▶ _TASK DESCRIPTION_
Set down every entry again word for word, please, but skip the pictures.

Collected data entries
::::::

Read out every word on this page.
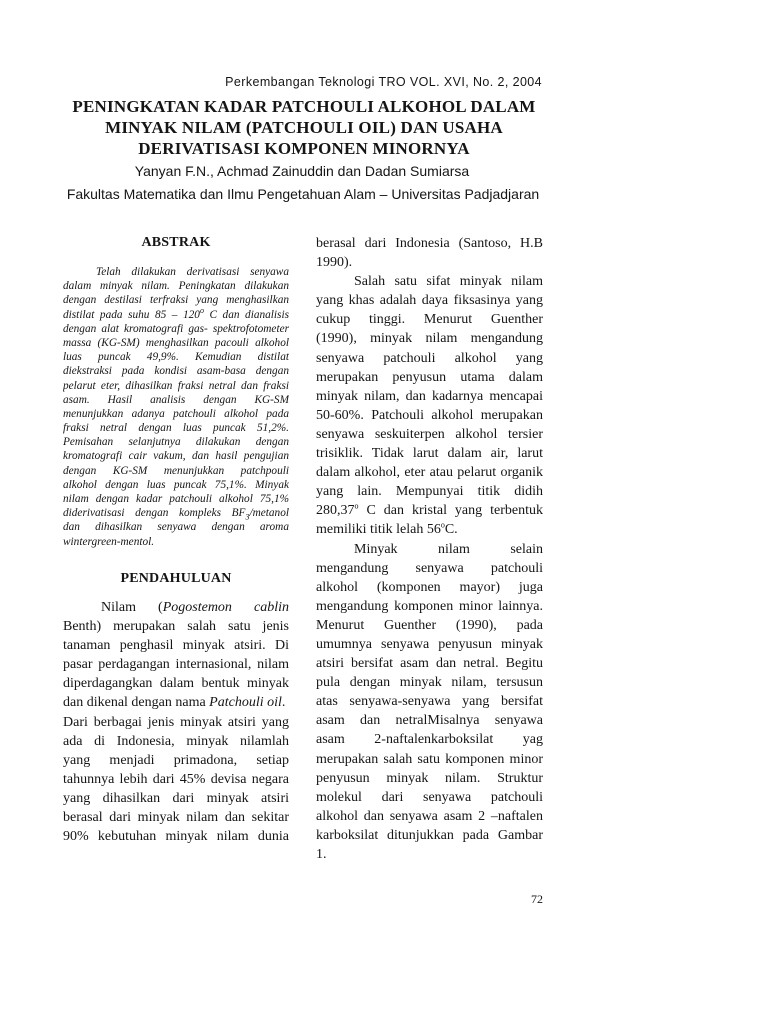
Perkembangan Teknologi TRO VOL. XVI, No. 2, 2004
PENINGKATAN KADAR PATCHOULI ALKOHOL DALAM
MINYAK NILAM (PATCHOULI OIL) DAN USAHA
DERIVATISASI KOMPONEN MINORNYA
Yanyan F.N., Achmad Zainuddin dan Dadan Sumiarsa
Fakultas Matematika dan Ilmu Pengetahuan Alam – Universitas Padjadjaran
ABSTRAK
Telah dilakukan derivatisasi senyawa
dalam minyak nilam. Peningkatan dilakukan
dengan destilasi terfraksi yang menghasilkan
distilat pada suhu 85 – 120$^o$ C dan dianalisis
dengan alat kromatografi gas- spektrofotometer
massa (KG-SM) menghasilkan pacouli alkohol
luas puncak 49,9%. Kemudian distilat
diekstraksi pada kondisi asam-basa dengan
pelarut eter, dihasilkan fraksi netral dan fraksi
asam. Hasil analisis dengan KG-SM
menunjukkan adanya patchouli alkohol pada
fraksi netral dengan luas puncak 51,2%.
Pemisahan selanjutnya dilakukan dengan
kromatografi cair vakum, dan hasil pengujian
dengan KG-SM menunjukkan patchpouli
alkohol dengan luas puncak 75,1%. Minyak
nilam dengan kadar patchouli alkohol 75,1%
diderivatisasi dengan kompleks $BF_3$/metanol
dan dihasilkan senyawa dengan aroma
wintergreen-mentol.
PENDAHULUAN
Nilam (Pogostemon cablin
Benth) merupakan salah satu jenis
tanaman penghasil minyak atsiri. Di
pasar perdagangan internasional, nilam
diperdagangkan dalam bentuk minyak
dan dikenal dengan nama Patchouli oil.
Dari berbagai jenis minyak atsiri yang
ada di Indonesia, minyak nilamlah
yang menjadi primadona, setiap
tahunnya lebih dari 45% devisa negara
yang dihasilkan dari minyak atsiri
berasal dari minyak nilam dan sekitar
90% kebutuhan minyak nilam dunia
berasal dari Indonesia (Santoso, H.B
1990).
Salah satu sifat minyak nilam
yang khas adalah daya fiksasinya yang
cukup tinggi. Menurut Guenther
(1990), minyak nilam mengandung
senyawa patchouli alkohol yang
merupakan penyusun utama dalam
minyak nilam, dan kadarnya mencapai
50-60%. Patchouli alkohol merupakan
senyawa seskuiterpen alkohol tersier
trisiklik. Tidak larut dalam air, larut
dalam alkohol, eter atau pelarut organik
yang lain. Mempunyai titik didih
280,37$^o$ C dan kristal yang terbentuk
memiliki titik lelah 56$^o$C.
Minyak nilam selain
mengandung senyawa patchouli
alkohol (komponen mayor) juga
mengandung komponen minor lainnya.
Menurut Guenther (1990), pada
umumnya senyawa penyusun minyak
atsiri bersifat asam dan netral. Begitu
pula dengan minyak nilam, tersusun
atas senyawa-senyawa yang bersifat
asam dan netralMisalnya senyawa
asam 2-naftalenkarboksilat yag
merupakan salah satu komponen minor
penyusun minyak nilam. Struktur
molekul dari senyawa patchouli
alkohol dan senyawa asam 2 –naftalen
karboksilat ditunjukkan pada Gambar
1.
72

::::::

▶ _CORRECT RESPONSE_
Read out every word on this page.
Perkembangan Teknologi TRO VOL. XVI, No. 2, 2004
PENINGKATAN KADAR PATCHOULI ALKOHOL DALAM
MINYAK NILAM (PATCHOULI OIL) DAN USAHA
DERIVATISASI KOMPONEN MINORNYA
Yanyan F.N., Achmad Zainuddin dan Dadan Sumiarsa
Fakultas Matematika dan Ilmu Pengetahuan Alam – Universitas Padjadjaran
ABSTRAK
Telah dilakukan derivatisasi senyawa
dalam minyak nilam. Peningkatan dilakukan
dengan destilasi terfraksi yang menghasilkan
distilat pada suhu 85 – 120$^o$ C dan dianalisis
dengan alat kromatografi gas- spektrofotometer
massa (KG-SM) menghasilkan pacouli alkohol
luas puncak 49,9%. Kemudian distilat
diekstraksi pada kondisi asam-basa dengan
pelarut eter, dihasilkan fraksi netral dan fraksi
asam. Hasil analisis dengan KG-SM
menunjukkan adanya patchouli alkohol pada
fraksi netral dengan luas puncak 51,2%.
Pemisahan selanjutnya dilakukan dengan
kromatografi cair vakum, dan hasil pengujian
dengan KG-SM menunjukkan patchpouli
alkohol dengan luas puncak 75,1%. Minyak
nilam dengan kadar patchouli alkohol 75,1%
diderivatisasi dengan kompleks $BF_3$/metanol
dan dihasilkan senyawa dengan aroma
wintergreen-mentol.
PENDAHULUAN
Nilam (Pogostemon cablin
Benth) merupakan salah satu jenis
tanaman penghasil minyak atsiri. Di
pasar perdagangan internasional, nilam
diperdagangkan dalam bentuk minyak
dan dikenal dengan nama Patchouli oil.
Dari berbagai jenis minyak atsiri yang
ada di Indonesia, minyak nilamlah
yang menjadi primadona, setiap
tahunnya lebih dari 45% devisa negara
yang dihasilkan dari minyak atsiri
berasal dari minyak nilam dan sekitar
90% kebutuhan minyak nilam dunia
berasal dari Indonesia (Santoso, H.B
1990).
Salah satu sifat minyak nilam
yang khas adalah daya fiksasinya yang
cukup tinggi. Menurut Guenther
(1990), minyak nilam mengandung
senyawa patchouli alkohol yang
merupakan penyusun utama dalam
minyak nilam, dan kadarnya mencapai
50-60%. Patchouli alkohol merupakan
senyawa seskuiterpen alkohol tersier
trisiklik. Tidak larut dalam air, larut
dalam alkohol, eter atau pelarut organik
yang lain. Mempunyai titik didih
280,37$^o$ C dan kristal yang terbentuk
memiliki titik lelah 56$^o$C.
Minyak nilam selain
mengandung senyawa patchouli
alkohol (komponen mayor) juga
mengandung komponen minor lainnya.
Menurut Guenther (1990), pada
umumnya senyawa penyusun minyak
atsiri bersifat asam dan netral. Begitu
pula dengan minyak nilam, tersusun
atas senyawa-senyawa yang bersifat
asam dan netralMisalnya senyawa
asam 2-naftalenkarboksilat yag
merupakan salah satu komponen minor
penyusun minyak nilam. Struktur
molekul dari senyawa patchouli
alkohol dan senyawa asam 2 –naftalen
karboksilat ditunjukkan pada Gambar
1.
72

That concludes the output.